[Begin]

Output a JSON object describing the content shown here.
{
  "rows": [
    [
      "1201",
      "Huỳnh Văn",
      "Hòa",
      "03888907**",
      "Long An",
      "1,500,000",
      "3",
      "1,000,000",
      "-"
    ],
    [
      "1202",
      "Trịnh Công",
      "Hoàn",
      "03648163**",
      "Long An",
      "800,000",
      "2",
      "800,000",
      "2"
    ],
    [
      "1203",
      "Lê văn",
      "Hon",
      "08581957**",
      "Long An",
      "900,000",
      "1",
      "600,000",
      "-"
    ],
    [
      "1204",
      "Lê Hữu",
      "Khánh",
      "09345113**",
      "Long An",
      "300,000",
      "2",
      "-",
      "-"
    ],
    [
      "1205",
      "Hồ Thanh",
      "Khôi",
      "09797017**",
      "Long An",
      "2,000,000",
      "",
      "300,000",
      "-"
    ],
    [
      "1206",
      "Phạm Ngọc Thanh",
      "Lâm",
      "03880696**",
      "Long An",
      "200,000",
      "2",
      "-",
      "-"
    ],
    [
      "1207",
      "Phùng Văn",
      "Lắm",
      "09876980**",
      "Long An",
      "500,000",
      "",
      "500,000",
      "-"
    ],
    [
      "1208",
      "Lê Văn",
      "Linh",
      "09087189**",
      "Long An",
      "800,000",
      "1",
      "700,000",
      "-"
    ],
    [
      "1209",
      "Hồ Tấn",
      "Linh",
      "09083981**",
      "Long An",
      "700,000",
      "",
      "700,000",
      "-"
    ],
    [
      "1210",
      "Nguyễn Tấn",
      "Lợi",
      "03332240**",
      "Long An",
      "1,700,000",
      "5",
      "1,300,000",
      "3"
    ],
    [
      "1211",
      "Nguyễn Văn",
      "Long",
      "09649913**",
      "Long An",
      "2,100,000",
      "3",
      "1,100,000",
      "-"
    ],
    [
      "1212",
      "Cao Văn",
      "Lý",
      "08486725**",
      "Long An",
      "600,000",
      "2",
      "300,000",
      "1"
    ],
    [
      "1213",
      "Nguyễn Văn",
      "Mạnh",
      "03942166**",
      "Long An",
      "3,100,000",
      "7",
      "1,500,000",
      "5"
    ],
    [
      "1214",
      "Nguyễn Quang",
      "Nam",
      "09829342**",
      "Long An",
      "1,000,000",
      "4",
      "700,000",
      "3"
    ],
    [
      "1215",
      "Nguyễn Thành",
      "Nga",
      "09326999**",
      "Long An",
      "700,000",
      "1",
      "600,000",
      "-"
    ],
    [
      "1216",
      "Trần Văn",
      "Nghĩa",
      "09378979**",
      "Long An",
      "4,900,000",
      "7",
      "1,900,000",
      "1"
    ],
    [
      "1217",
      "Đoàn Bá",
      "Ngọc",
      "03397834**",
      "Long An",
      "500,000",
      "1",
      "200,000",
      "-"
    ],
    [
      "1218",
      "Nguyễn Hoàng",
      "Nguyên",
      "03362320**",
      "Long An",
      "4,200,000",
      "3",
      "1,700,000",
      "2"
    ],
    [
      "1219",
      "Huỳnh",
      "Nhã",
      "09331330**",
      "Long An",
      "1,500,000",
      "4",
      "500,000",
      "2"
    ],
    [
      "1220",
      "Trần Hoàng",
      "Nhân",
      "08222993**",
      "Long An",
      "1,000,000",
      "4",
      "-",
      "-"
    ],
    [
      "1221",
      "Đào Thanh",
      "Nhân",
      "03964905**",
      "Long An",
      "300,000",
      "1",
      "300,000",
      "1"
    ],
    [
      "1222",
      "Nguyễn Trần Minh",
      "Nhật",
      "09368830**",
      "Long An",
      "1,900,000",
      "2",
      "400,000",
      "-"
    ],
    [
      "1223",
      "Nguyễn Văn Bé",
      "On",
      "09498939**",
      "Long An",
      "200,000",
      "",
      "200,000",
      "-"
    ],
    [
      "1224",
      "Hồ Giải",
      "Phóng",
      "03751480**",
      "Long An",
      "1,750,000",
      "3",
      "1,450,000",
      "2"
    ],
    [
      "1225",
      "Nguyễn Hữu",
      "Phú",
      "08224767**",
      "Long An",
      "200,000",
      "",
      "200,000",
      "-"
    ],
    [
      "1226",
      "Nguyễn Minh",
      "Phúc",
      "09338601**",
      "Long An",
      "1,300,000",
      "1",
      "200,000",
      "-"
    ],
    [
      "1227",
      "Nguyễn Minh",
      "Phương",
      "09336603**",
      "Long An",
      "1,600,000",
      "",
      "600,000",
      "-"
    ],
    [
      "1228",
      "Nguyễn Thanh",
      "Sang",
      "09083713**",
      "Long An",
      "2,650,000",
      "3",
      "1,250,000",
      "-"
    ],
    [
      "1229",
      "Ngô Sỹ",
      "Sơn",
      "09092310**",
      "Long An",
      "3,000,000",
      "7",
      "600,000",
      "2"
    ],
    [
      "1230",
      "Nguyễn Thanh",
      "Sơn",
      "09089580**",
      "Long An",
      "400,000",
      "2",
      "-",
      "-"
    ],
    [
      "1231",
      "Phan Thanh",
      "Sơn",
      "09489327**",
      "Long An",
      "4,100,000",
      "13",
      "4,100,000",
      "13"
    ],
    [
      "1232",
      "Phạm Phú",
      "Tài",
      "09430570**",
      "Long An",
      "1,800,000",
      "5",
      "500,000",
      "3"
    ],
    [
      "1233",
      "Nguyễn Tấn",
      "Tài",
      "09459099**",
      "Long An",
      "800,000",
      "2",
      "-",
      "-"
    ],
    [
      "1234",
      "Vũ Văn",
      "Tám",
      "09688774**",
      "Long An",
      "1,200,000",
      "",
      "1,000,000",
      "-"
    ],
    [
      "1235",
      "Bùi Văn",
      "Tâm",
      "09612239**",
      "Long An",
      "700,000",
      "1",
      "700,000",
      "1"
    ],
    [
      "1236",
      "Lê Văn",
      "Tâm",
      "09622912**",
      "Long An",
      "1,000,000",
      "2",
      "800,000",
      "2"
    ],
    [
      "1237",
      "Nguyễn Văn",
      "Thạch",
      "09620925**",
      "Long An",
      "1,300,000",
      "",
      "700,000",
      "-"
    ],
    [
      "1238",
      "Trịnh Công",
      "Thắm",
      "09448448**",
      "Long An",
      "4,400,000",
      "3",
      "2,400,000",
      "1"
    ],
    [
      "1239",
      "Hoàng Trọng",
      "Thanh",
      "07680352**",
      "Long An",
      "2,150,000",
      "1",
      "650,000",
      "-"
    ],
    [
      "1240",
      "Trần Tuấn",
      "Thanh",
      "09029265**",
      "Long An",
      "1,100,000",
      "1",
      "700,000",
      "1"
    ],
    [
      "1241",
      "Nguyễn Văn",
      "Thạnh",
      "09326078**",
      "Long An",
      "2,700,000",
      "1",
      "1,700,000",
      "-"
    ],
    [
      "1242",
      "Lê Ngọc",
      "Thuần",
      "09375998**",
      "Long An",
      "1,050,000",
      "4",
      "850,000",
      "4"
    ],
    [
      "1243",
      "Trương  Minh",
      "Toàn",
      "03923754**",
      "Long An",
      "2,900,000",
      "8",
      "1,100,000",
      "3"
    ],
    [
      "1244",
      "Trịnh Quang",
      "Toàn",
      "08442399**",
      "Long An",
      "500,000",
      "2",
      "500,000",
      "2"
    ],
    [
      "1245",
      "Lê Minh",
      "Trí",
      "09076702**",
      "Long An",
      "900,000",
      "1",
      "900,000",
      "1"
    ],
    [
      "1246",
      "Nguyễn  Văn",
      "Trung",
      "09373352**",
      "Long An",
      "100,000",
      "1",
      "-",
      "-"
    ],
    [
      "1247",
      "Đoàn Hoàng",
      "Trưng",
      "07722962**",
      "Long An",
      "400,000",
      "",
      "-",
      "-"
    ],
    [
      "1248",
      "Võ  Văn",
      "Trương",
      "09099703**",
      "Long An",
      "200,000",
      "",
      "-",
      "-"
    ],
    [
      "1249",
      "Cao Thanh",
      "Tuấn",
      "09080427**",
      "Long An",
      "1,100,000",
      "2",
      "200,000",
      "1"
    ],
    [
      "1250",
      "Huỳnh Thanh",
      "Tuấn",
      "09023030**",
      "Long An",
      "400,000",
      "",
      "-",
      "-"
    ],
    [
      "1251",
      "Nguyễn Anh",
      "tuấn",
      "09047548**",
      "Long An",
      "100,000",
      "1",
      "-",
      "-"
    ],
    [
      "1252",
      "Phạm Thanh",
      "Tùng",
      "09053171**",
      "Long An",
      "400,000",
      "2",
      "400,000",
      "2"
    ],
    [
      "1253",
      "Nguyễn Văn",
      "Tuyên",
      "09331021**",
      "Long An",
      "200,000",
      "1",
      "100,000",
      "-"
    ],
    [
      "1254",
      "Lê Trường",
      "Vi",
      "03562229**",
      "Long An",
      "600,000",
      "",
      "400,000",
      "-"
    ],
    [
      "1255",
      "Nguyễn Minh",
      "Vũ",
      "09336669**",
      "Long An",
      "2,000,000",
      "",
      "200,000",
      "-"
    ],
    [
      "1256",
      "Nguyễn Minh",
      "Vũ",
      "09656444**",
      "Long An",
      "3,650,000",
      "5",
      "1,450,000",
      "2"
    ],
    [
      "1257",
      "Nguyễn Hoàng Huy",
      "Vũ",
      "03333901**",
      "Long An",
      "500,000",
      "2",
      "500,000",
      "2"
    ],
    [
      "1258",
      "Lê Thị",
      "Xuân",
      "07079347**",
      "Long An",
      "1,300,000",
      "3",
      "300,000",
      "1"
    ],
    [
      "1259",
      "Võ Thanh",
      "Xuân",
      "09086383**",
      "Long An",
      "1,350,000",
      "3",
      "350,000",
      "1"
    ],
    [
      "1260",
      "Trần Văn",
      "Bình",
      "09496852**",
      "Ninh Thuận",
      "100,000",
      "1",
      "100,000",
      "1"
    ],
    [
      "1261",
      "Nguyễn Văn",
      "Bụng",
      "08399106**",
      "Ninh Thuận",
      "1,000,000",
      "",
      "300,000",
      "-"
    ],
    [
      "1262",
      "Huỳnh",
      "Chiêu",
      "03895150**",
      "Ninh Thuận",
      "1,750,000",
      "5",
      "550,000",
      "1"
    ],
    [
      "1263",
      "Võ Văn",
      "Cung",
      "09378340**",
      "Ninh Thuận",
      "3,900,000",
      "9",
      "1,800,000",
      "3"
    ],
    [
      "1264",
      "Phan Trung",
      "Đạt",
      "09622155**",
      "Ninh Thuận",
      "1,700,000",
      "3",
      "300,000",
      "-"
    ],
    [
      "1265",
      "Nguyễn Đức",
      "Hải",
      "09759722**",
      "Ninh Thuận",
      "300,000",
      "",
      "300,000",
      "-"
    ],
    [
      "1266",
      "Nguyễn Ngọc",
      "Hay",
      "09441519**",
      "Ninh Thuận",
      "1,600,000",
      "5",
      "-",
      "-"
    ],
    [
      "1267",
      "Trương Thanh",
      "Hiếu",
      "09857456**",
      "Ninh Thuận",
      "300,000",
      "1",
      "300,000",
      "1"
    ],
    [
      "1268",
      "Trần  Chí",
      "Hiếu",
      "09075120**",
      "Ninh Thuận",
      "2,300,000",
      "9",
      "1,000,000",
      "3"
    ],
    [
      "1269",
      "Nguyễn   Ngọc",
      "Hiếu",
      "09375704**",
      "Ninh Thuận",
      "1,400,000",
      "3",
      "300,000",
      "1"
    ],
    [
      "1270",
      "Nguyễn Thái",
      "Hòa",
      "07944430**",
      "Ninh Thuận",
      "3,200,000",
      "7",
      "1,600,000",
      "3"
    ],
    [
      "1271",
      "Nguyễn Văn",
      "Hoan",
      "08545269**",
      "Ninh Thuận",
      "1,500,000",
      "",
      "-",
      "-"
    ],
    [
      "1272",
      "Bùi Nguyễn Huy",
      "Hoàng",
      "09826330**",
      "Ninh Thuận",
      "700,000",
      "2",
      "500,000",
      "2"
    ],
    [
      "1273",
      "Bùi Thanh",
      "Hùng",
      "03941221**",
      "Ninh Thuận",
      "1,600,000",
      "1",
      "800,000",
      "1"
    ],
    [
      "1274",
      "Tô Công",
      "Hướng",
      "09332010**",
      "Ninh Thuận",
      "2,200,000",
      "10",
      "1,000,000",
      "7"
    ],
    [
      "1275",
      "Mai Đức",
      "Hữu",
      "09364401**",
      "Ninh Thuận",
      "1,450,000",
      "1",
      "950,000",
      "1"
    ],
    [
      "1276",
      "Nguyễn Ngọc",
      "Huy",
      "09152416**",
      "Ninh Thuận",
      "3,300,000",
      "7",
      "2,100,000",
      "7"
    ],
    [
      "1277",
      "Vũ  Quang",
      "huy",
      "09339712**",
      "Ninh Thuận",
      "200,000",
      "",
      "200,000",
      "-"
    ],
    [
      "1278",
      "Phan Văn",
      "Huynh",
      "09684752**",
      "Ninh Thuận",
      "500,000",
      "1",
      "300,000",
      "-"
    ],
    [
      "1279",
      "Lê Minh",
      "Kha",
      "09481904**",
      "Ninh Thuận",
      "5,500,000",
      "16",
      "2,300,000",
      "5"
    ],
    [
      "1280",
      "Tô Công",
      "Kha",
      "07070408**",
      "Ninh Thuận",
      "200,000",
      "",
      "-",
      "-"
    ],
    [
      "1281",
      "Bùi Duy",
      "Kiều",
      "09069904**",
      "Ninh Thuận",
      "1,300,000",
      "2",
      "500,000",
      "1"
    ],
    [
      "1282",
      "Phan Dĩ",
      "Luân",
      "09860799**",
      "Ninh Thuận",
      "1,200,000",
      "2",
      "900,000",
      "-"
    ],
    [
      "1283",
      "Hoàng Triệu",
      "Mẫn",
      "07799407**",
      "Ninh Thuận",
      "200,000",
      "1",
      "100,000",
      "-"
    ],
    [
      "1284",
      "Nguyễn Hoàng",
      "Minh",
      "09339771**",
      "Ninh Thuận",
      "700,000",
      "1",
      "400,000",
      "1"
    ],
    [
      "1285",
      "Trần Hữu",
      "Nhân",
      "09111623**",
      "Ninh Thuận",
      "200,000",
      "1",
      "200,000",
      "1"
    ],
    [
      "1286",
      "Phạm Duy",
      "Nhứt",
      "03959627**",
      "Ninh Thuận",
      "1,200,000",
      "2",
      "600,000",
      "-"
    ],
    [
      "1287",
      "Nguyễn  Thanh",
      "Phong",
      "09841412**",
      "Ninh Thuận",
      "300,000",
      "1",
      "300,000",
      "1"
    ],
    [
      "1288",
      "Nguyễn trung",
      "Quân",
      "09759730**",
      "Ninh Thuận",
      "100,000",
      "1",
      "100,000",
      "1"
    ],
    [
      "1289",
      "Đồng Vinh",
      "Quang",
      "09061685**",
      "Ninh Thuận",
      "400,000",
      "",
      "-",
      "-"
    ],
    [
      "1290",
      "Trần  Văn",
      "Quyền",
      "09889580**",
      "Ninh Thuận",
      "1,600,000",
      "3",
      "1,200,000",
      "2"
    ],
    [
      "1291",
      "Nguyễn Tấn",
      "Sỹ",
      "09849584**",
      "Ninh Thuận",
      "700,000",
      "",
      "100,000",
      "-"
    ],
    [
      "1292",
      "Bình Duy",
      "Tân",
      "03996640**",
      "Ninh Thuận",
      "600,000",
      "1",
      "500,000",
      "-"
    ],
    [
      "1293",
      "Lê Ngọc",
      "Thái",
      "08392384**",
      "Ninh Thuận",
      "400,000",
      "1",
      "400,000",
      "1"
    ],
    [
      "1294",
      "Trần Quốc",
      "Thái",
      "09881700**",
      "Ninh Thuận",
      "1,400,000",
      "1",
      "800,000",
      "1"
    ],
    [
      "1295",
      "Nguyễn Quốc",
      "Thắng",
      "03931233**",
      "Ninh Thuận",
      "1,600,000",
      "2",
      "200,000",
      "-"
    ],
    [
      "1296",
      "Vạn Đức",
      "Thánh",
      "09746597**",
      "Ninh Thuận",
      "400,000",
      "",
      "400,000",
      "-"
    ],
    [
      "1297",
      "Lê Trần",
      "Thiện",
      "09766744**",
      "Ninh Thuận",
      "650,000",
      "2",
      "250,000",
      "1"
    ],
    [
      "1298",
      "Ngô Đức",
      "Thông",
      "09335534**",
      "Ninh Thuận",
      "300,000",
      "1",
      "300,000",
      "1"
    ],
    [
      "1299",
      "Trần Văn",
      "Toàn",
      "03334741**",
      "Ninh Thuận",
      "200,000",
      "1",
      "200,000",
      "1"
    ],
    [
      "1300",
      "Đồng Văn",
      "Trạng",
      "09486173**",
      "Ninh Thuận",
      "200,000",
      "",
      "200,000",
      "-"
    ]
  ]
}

[End]

**DIRECTIONS:**
Every line that holds the word "Ngọc" should be extracted.

**ANSWER FOR THE TASK:**
      "Phạm Ngọc Thanh",
      "Ngọc",
      "Lê Ngọc",
      "Nguyễn Ngọc",
      "Nguyễn   Ngọc",
      "Nguyễn Ngọc",
      "Lê Ngọc",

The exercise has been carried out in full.